>> start

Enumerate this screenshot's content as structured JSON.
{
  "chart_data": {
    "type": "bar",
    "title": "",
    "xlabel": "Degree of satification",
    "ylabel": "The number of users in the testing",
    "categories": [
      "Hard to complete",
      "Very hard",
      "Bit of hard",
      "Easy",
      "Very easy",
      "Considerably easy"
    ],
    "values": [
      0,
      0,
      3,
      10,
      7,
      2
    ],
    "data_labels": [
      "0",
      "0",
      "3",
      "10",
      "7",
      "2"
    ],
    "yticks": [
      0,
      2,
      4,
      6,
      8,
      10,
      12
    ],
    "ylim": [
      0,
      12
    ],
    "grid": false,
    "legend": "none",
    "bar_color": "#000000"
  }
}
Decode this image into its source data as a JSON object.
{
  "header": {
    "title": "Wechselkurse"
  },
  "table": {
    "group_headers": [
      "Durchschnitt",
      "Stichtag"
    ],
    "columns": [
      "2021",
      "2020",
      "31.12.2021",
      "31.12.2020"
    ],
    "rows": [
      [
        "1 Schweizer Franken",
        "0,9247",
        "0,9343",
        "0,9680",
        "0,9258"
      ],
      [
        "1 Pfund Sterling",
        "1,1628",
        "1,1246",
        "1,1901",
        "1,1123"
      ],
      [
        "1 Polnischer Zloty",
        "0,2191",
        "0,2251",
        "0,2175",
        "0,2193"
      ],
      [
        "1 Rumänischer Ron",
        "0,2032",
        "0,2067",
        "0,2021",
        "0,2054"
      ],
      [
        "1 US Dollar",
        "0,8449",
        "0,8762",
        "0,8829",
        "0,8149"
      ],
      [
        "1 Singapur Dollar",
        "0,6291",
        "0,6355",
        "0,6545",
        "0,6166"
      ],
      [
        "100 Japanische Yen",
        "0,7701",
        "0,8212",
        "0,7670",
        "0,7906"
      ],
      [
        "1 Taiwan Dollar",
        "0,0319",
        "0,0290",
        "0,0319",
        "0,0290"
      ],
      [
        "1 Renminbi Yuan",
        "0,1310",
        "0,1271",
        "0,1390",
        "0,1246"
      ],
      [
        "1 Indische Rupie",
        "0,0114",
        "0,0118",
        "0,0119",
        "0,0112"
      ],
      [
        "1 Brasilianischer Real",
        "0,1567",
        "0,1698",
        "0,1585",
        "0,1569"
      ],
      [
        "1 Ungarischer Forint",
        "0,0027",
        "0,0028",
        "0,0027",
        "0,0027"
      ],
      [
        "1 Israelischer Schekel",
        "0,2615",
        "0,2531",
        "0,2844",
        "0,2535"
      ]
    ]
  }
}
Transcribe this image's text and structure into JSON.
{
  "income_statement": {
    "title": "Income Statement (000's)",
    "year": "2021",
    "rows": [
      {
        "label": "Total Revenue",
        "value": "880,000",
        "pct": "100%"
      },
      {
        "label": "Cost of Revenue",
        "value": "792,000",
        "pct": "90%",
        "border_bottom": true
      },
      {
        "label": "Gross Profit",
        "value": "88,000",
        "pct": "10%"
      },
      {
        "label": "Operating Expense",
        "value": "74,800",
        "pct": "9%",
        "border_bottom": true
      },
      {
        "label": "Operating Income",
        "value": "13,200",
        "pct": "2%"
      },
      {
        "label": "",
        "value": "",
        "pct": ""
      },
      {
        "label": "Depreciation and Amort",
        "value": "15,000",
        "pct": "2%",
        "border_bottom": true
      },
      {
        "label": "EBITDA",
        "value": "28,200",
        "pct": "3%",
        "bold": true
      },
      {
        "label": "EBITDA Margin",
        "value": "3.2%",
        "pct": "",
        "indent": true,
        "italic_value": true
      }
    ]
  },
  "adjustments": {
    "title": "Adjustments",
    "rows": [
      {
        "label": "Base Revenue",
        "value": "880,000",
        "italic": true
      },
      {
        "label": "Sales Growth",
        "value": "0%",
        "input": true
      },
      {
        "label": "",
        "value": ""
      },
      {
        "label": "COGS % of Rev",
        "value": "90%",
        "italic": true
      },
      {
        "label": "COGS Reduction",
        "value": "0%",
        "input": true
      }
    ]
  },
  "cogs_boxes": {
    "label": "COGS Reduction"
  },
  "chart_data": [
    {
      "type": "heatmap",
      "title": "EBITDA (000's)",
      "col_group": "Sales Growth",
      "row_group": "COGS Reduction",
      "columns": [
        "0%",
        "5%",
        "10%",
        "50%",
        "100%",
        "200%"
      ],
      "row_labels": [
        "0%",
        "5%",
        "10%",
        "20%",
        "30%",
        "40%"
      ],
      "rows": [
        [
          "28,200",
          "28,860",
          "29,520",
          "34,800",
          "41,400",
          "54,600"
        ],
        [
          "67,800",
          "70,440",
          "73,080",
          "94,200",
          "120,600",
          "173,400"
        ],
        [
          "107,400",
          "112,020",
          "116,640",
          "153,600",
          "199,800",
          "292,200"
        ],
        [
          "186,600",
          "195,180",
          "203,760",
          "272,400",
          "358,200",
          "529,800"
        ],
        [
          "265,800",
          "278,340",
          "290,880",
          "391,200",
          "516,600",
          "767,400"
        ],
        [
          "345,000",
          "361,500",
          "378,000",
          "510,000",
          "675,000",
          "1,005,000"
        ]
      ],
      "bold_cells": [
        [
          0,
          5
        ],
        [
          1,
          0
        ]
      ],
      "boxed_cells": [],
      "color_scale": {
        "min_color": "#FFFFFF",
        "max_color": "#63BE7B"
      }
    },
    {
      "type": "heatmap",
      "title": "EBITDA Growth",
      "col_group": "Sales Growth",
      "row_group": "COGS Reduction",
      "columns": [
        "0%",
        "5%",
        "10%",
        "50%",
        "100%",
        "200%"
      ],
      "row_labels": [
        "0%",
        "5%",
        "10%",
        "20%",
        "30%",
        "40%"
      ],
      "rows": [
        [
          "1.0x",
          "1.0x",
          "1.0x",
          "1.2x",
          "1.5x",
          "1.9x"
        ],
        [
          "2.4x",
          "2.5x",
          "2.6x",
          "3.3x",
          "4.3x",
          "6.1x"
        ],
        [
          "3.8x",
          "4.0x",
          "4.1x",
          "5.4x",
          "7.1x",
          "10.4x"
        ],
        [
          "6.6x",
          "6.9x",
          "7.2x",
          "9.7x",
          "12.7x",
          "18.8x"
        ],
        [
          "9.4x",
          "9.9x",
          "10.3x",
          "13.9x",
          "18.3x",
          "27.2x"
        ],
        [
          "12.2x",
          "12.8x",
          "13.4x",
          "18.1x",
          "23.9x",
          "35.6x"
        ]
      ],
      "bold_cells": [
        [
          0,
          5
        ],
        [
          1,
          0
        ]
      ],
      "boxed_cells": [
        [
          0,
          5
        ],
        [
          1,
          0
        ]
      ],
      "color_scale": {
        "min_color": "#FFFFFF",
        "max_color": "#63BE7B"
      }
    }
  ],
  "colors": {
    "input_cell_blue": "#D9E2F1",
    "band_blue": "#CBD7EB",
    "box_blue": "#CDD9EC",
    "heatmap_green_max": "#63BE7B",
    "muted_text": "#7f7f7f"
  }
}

>> end

YOUR INSTRUCTIONS> Reproduce each record exactly as it appears.

FULL SOLUTION>
Enumerate this screenshot's content as structured JSON.
{
  "chart_data": {
    "type": "bar",
    "title": "",
    "xlabel": "Degree of satification",
    "ylabel": "The number of users in the testing",
    "categories": [
      "Hard to complete",
      "Very hard",
      "Bit of hard",
      "Easy",
      "Very easy",
      "Considerably easy"
    ],
    "values": [
      0,
      0,
      3,
      10,
      7,
      2
    ],
    "data_labels": [
      "0",
      "0",
      "3",
      "10",
      "7",
      "2"
    ],
    "yticks": [
      0,
      2,
      4,
      6,
      8,
      10,
      12
    ],
    "ylim": [
      0,
      12
    ],
    "grid": false,
    "legend": "none",
    "bar_color": "#000000"
  }
}
Decode this image into its source data as a JSON object.
{
  "header": {
    "title": "Wechselkurse"
  },
  "table": {
    "group_headers": [
      "Durchschnitt",
      "Stichtag"
    ],
    "columns": [
      "2021",
      "2020",
      "31.12.2021",
      "31.12.2020"
    ],
    "rows": [
      [
        "1 Schweizer Franken",
        "0,9247",
        "0,9343",
        "0,9680",
        "0,9258"
      ],
      [
        "1 Pfund Sterling",
        "1,1628",
        "1,1246",
        "1,1901",
        "1,1123"
      ],
      [
        "1 Polnischer Zloty",
        "0,2191",
        "0,2251",
        "0,2175",
        "0,2193"
      ],
      [
        "1 Rumänischer Ron",
        "0,2032",
        "0,2067",
        "0,2021",
        "0,2054"
      ],
      [
        "1 US Dollar",
        "0,8449",
        "0,8762",
        "0,8829",
        "0,8149"
      ],
      [
        "1 Singapur Dollar",
        "0,6291",
        "0,6355",
        "0,6545",
        "0,6166"
      ],
      [
        "100 Japanische Yen",
        "0,7701",
        "0,8212",
        "0,7670",
        "0,7906"
      ],
      [
        "1 Taiwan Dollar",
        "0,0319",
        "0,0290",
        "0,0319",
        "0,0290"
      ],
      [
        "1 Renminbi Yuan",
        "0,1310",
        "0,1271",
        "0,1390",
        "0,1246"
      ],
      [
        "1 Indische Rupie",
        "0,0114",
        "0,0118",
        "0,0119",
        "0,0112"
      ],
      [
        "1 Brasilianischer Real",
        "0,1567",
        "0,1698",
        "0,1585",
        "0,1569"
      ],
      [
        "1 Ungarischer Forint",
        "0,0027",
        "0,0028",
        "0,0027",
        "0,0027"
      ],
      [
        "1 Israelischer Schekel",
        "0,2615",
        "0,2531",
        "0,2844",
        "0,2535"
      ]
    ]
  }
}
Transcribe this image's text and structure into JSON.
{
  "income_statement": {
    "title": "Income Statement (000's)",
    "year": "2021",
    "rows": [
      {
        "label": "Total Revenue",
        "value": "880,000",
        "pct": "100%"
      },
      {
        "label": "Cost of Revenue",
        "value": "792,000",
        "pct": "90%",
        "border_bottom": true
      },
      {
        "label": "Gross Profit",
        "value": "88,000",
        "pct": "10%"
      },
      {
        "label": "Operating Expense",
        "value": "74,800",
        "pct": "9%",
        "border_bottom": true
      },
      {
        "label": "Operating Income",
        "value": "13,200",
        "pct": "2%"
      },
      {
        "label": "",
        "value": "",
        "pct": ""
      },
      {
        "label": "Depreciation and Amort",
        "value": "15,000",
        "pct": "2%",
        "border_bottom": true
      },
      {
        "label": "EBITDA",
        "value": "28,200",
        "pct": "3%",
        "bold": true
      },
      {
        "label": "EBITDA Margin",
        "value": "3.2%",
        "pct": "",
        "indent": true,
        "italic_value": true
      }
    ]
  },
  "adjustments": {
    "title": "Adjustments",
    "rows": [
      {
        "label": "Base Revenue",
        "value": "880,000",
        "italic": true
      },
      {
        "label": "Sales Growth",
        "value": "0%",
        "input": true
      },
      {
        "label": "",
        "value": ""
      },
      {
        "label": "COGS % of Rev",
        "value": "90%",
        "italic": true
      },
      {
        "label": "COGS Reduction",
        "value": "0%",
        "input": true
      }
    ]
  },
  "cogs_boxes": {
    "label": "COGS Reduction"
  },
  "chart_data": [
    {
      "type": "heatmap",
      "title": "EBITDA (000's)",
      "col_group": "Sales Growth",
      "row_group": "COGS Reduction",
      "columns": [
        "0%",
        "5%",
        "10%",
        "50%",
        "100%",
        "200%"
      ],
      "row_labels": [
        "0%",
        "5%",
        "10%",
        "20%",
        "30%",
        "40%"
      ],
      "rows": [
        [
          "28,200",
          "28,860",
          "29,520",
          "34,800",
          "41,400",
          "54,600"
        ],
        [
          "67,800",
          "70,440",
          "73,080",
          "94,200",
          "120,600",
          "173,400"
        ],
        [
          "107,400",
          "112,020",
          "116,640",
          "153,600",
          "199,800",
          "292,200"
        ],
        [
          "186,600",
          "195,180",
          "203,760",
          "272,400",
          "358,200",
          "529,800"
        ],
        [
          "265,800",
          "278,340",
          "290,880",
          "391,200",
          "516,600",
          "767,400"
        ],
        [
          "345,000",
          "361,500",
          "378,000",
          "510,000",
          "675,000",
          "1,005,000"
        ]
      ],
      "bold_cells": [
        [
          0,
          5
        ],
        [
          1,
          0
        ]
      ],
      "boxed_cells": [],
      "color_scale": {
        "min_color": "#FFFFFF",
        "max_color": "#63BE7B"
      }
    },
    {
      "type": "heatmap",
      "title": "EBITDA Growth",
      "col_group": "Sales Growth",
      "row_group": "COGS Reduction",
      "columns": [
        "0%",
        "5%",
        "10%",
        "50%",
        "100%",
        "200%"
      ],
      "row_labels": [
        "0%",
        "5%",
        "10%",
        "20%",
        "30%",
        "40%"
      ],
      "rows": [
        [
          "1.0x",
          "1.0x",
          "1.0x",
          "1.2x",
          "1.5x",
          "1.9x"
        ],
        [
          "2.4x",
          "2.5x",
          "2.6x",
          "3.3x",
          "4.3x",
          "6.1x"
        ],
        [
          "3.8x",
          "4.0x",
          "4.1x",
          "5.4x",
          "7.1x",
          "10.4x"
        ],
        [
          "6.6x",
          "6.9x",
          "7.2x",
          "9.7x",
          "12.7x",
          "18.8x"
        ],
        [
          "9.4x",
          "9.9x",
          "10.3x",
          "13.9x",
          "18.3x",
          "27.2x"
        ],
        [
          "12.2x",
          "12.8x",
          "13.4x",
          "18.1x",
          "23.9x",
          "35.6x"
        ]
      ],
      "bold_cells": [
        [
          0,
          5
        ],
        [
          1,
          0
        ]
      ],
      "boxed_cells": [
        [
          0,
          5
        ],
        [
          1,
          0
        ]
      ],
      "color_scale": {
        "min_color": "#FFFFFF",
        "max_color": "#63BE7B"
      }
    }
  ],
  "colors": {
    "input_cell_blue": "#D9E2F1",
    "band_blue": "#CBD7EB",
    "box_blue": "#CDD9EC",
    "heatmap_green_max": "#63BE7B",
    "muted_text": "#7f7f7f"
  }
}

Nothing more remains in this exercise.